Task statement:
Tally how many lines hold the string "a₂₀₂₂". Your reply should be that number alone.

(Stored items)

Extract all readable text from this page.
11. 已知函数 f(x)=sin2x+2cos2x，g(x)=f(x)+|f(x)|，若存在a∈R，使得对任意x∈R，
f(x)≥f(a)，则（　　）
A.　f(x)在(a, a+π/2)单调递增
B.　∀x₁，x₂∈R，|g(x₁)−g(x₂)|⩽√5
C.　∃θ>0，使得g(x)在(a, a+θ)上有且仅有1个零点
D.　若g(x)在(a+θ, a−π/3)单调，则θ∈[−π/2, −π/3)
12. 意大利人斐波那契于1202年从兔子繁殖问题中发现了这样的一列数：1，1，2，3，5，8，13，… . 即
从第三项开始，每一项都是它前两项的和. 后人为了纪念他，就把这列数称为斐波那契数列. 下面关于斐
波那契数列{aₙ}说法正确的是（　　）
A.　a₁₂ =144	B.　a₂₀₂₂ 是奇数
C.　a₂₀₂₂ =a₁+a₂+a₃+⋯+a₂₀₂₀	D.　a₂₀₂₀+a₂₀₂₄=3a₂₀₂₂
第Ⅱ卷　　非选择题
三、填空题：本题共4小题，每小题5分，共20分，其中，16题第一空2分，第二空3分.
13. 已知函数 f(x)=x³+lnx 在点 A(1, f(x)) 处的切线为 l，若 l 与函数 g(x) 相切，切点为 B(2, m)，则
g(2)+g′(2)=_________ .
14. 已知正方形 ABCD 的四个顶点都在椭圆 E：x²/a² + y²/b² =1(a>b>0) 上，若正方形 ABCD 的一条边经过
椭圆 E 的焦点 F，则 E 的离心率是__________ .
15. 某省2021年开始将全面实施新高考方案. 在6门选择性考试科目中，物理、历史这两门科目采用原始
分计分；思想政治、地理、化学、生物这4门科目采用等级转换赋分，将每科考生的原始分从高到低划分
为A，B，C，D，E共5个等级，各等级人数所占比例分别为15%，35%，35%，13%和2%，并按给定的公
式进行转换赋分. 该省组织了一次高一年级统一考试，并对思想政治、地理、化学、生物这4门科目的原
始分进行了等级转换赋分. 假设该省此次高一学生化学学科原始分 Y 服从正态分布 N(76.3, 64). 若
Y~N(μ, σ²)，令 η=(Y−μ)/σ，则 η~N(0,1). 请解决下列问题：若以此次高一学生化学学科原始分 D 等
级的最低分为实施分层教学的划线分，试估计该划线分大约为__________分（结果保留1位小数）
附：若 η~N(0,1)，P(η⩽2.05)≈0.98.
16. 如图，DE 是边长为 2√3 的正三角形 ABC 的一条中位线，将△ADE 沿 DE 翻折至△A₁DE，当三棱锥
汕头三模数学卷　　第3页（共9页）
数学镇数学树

The result:
2